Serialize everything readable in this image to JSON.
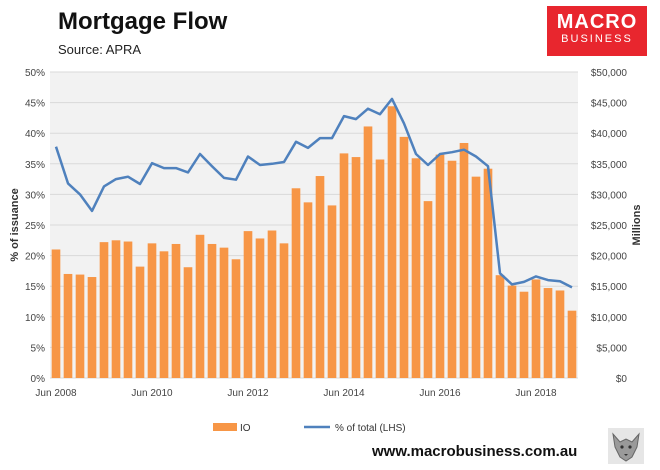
{
  "title": "Mortgage Flow",
  "subtitle": "Source: APRA",
  "logo": {
    "line1": "MACRO",
    "line2": "BUSINESS"
  },
  "footer": "www.macrobusiness.com.au",
  "chart_data": {
    "type": "bar",
    "ylabel": "% of issuance",
    "y2label": "Millions",
    "ylim": [
      0,
      50
    ],
    "y2lim": [
      0,
      50000
    ],
    "y_ticks": [
      "0%",
      "5%",
      "10%",
      "15%",
      "20%",
      "25%",
      "30%",
      "35%",
      "40%",
      "45%",
      "50%"
    ],
    "y2_ticks": [
      "$0",
      "$5,000",
      "$10,000",
      "$15,000",
      "$20,000",
      "$25,000",
      "$30,000",
      "$35,000",
      "$40,000",
      "$45,000",
      "$50,000"
    ],
    "x_ticks": [
      {
        "label": "Jun 2008",
        "index": 0
      },
      {
        "label": "Jun 2010",
        "index": 8
      },
      {
        "label": "Jun 2012",
        "index": 16
      },
      {
        "label": "Jun 2014",
        "index": 24
      },
      {
        "label": "Jun 2016",
        "index": 32
      },
      {
        "label": "Jun 2018",
        "index": 40
      }
    ],
    "grid": true,
    "legend_position": "bottom",
    "colors": {
      "bar": "#f79646",
      "line": "#4f81bd",
      "plot_bg": "#f2f2f2"
    },
    "series": [
      {
        "name": "IO",
        "type": "bar",
        "axis": "right",
        "values": [
          21000,
          17000,
          16900,
          16500,
          22200,
          22500,
          22300,
          18200,
          22000,
          20700,
          21900,
          18100,
          23400,
          21900,
          21300,
          19400,
          24000,
          22800,
          24100,
          22000,
          31000,
          28700,
          33000,
          28200,
          36700,
          36100,
          41100,
          35700,
          44400,
          39400,
          35900,
          28900,
          36500,
          35500,
          38400,
          32900,
          34200,
          16800,
          15100,
          14100,
          16100,
          14700,
          14300,
          11000
        ]
      },
      {
        "name": "% of total (LHS)",
        "type": "line",
        "axis": "left",
        "values": [
          37.8,
          31.8,
          30.0,
          27.3,
          31.3,
          32.5,
          32.9,
          31.7,
          35.1,
          34.3,
          34.3,
          33.6,
          36.6,
          34.6,
          32.7,
          32.4,
          36.2,
          34.8,
          35.0,
          35.3,
          38.6,
          37.6,
          39.2,
          39.2,
          42.8,
          42.3,
          44.0,
          43.1,
          45.6,
          41.6,
          36.6,
          34.8,
          36.6,
          36.9,
          37.3,
          36.2,
          34.6,
          17.1,
          15.3,
          15.7,
          16.6,
          16.0,
          15.8,
          14.8
        ]
      }
    ]
  }
}
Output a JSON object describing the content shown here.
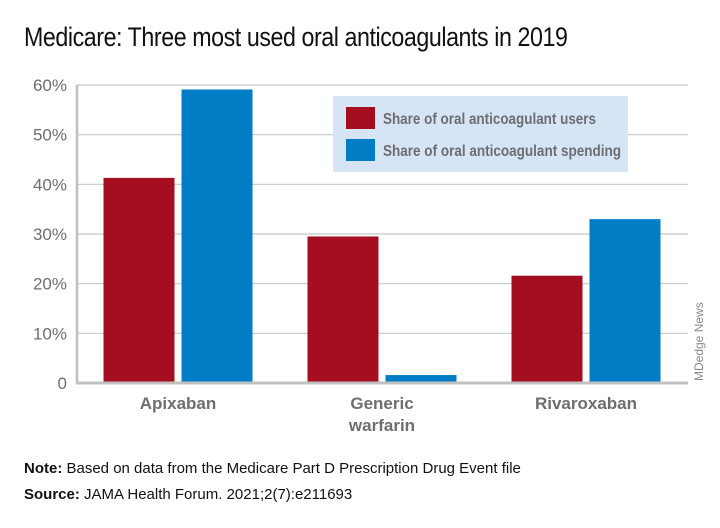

[Directive]:
Print the records word for word and exclude any picture they hold.

[Solution to this task]:
Serialize everything readable in this image to JSON.
{
  "title": "Mortgage Flow",
  "subtitle": "Source: APRA",
  "logo": {
    "line1": "MACRO",
    "line2": "BUSINESS"
  },
  "footer": "www.macrobusiness.com.au",
  "chart_data": {
    "type": "bar",
    "ylabel": "% of issuance",
    "y2label": "Millions",
    "ylim": [
      0,
      50
    ],
    "y2lim": [
      0,
      50000
    ],
    "y_ticks": [
      "0%",
      "5%",
      "10%",
      "15%",
      "20%",
      "25%",
      "30%",
      "35%",
      "40%",
      "45%",
      "50%"
    ],
    "y2_ticks": [
      "$0",
      "$5,000",
      "$10,000",
      "$15,000",
      "$20,000",
      "$25,000",
      "$30,000",
      "$35,000",
      "$40,000",
      "$45,000",
      "$50,000"
    ],
    "x_ticks": [
      {
        "label": "Jun 2008",
        "index": 0
      },
      {
        "label": "Jun 2010",
        "index": 8
      },
      {
        "label": "Jun 2012",
        "index": 16
      },
      {
        "label": "Jun 2014",
        "index": 24
      },
      {
        "label": "Jun 2016",
        "index": 32
      },
      {
        "label": "Jun 2018",
        "index": 40
      }
    ],
    "grid": true,
    "legend_position": "bottom",
    "colors": {
      "bar": "#f79646",
      "line": "#4f81bd",
      "plot_bg": "#f2f2f2"
    },
    "series": [
      {
        "name": "IO",
        "type": "bar",
        "axis": "right",
        "values": [
          21000,
          17000,
          16900,
          16500,
          22200,
          22500,
          22300,
          18200,
          22000,
          20700,
          21900,
          18100,
          23400,
          21900,
          21300,
          19400,
          24000,
          22800,
          24100,
          22000,
          31000,
          28700,
          33000,
          28200,
          36700,
          36100,
          41100,
          35700,
          44400,
          39400,
          35900,
          28900,
          36500,
          35500,
          38400,
          32900,
          34200,
          16800,
          15100,
          14100,
          16100,
          14700,
          14300,
          11000
        ]
      },
      {
        "name": "% of total (LHS)",
        "type": "line",
        "axis": "left",
        "values": [
          37.8,
          31.8,
          30.0,
          27.3,
          31.3,
          32.5,
          32.9,
          31.7,
          35.1,
          34.3,
          34.3,
          33.6,
          36.6,
          34.6,
          32.7,
          32.4,
          36.2,
          34.8,
          35.0,
          35.3,
          38.6,
          37.6,
          39.2,
          39.2,
          42.8,
          42.3,
          44.0,
          43.1,
          45.6,
          41.6,
          36.6,
          34.8,
          36.6,
          36.9,
          37.3,
          36.2,
          34.6,
          17.1,
          15.3,
          15.7,
          16.6,
          16.0,
          15.8,
          14.8
        ]
      }
    ]
  }
}
Output a JSON object describing the content shown here.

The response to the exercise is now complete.